VORLIEGENDER TEXT:
:::::
Verborgene Burgen

Mit freundlicher Unterstützung durch Wolf-Dietrich Specht

Ob es ein Fluch oder Segen für die Menschen von „niedrigem Stande“ war, wenn sich über ihren Häusern und Hütten eine wehrhafte Burg erhob, die sie selbst errichten und von deren Herren sie sich beherrschen lassen mussten, ist eine Frage, auf die es je nach geschichtlicher Quelle und Epoche unterschiedliche Antwort geben wird. Als wehrlose Ruine stellt sie heute aber allemal eine Attraktion dar, die nicht nur Touristen fasziniert, sondern auch Alteingessene jeglichen Standes mit Stolz erfüllt.

Der Bodanrück ist mit einigen noch sichtbaren Relikten aus historischer Zeit besonders begünstigt, die alle in Land- und Wanderkarten verzeichnet sind: Ruine Alt-Bodman, Frauenberg, Ruine Kargegg, Burg Alt-Dettingen. Auch auf der anderen Seeseite erhebt sich über Sipplingen an exponierter Stelle die ehemalige Höhenburg „Althohenfels“.
:::::
GESTELLTE AUFGABE: Entnimm dem Text über verborgene Burgen wortgetreu die Stelle, die mit „Verborgene Burgen“ beginnt und bis einschließlich „mit Stolz erfüllt.“ reicht. Die Daten spielen hierfür keine Rolle.

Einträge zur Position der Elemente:
:::::
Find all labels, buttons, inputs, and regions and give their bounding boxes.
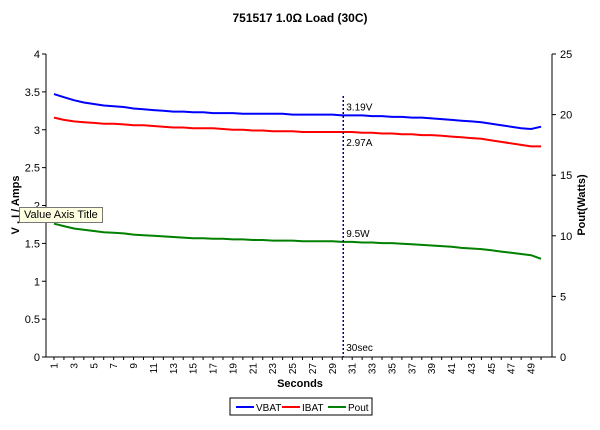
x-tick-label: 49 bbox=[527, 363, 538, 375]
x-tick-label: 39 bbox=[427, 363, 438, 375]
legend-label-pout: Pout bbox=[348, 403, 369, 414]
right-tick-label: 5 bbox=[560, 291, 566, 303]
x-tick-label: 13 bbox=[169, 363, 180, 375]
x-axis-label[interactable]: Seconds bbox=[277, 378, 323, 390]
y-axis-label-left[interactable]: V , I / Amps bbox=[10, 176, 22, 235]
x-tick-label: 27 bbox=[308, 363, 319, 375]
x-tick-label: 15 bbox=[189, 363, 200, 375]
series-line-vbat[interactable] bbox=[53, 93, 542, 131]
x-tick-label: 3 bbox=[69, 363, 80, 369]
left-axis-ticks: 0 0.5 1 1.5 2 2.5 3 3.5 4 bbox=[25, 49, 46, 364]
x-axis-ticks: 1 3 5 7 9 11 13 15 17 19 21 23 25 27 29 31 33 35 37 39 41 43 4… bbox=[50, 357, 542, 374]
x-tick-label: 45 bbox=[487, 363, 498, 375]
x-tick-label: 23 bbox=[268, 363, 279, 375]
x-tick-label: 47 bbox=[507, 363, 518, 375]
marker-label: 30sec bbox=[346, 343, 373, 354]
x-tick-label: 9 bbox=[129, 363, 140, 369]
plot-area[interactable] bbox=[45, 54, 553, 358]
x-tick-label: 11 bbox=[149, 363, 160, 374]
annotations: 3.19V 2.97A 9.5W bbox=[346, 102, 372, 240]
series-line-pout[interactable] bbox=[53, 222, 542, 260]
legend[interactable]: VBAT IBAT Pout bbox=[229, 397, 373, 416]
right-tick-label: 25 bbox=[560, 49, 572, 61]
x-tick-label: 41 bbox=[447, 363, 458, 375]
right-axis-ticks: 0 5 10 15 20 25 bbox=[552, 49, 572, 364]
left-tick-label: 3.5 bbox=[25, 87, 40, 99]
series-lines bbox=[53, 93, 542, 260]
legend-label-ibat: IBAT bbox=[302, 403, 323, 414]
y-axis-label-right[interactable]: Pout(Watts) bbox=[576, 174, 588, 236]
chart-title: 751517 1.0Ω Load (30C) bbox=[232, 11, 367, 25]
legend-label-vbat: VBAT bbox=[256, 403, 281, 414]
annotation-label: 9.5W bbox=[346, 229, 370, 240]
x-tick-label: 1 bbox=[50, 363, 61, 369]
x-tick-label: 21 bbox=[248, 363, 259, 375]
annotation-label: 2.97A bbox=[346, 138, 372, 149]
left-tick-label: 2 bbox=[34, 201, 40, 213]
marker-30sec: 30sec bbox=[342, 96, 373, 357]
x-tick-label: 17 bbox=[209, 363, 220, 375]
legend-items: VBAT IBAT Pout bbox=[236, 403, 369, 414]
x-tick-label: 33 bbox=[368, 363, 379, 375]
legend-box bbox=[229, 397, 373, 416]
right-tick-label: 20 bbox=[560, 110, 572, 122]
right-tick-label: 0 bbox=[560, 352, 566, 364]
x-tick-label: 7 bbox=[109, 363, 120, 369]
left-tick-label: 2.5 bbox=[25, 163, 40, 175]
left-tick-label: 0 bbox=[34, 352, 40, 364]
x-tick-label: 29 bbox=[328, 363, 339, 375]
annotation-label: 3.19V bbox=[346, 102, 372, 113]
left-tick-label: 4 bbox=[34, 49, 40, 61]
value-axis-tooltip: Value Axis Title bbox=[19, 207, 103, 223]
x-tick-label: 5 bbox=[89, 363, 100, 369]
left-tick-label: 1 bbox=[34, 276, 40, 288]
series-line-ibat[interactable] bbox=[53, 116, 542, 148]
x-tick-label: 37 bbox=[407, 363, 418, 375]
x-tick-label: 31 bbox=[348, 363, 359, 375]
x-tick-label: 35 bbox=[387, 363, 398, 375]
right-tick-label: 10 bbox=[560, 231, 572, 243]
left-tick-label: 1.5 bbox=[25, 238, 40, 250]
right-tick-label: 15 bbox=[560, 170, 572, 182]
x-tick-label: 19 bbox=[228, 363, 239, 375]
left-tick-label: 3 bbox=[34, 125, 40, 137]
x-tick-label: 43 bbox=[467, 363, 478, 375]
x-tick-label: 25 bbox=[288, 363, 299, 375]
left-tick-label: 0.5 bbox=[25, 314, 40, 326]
:::::
VOLLSTÄNDIGE AUSGABE:
Verborgene Burgen

Mit freundlicher Unterstützung durch Wolf-Dietrich Specht

Ob es ein Fluch oder Segen für die Menschen von „niedrigem Stande“ war, wenn sich über ihren Häusern und Hütten eine wehrhafte Burg erhob, die sie selbst errichten und von deren Herren sie sich beherrschen lassen mussten, ist eine Frage, auf die es je nach geschichtlicher Quelle und Epoche unterschiedliche Antwort geben wird. Als wehrlose Ruine stellt sie heute aber allemal eine Attraktion dar, die nicht nur Touristen fasziniert, sondern auch Alteingessene jeglichen Standes mit Stolz erfüllt.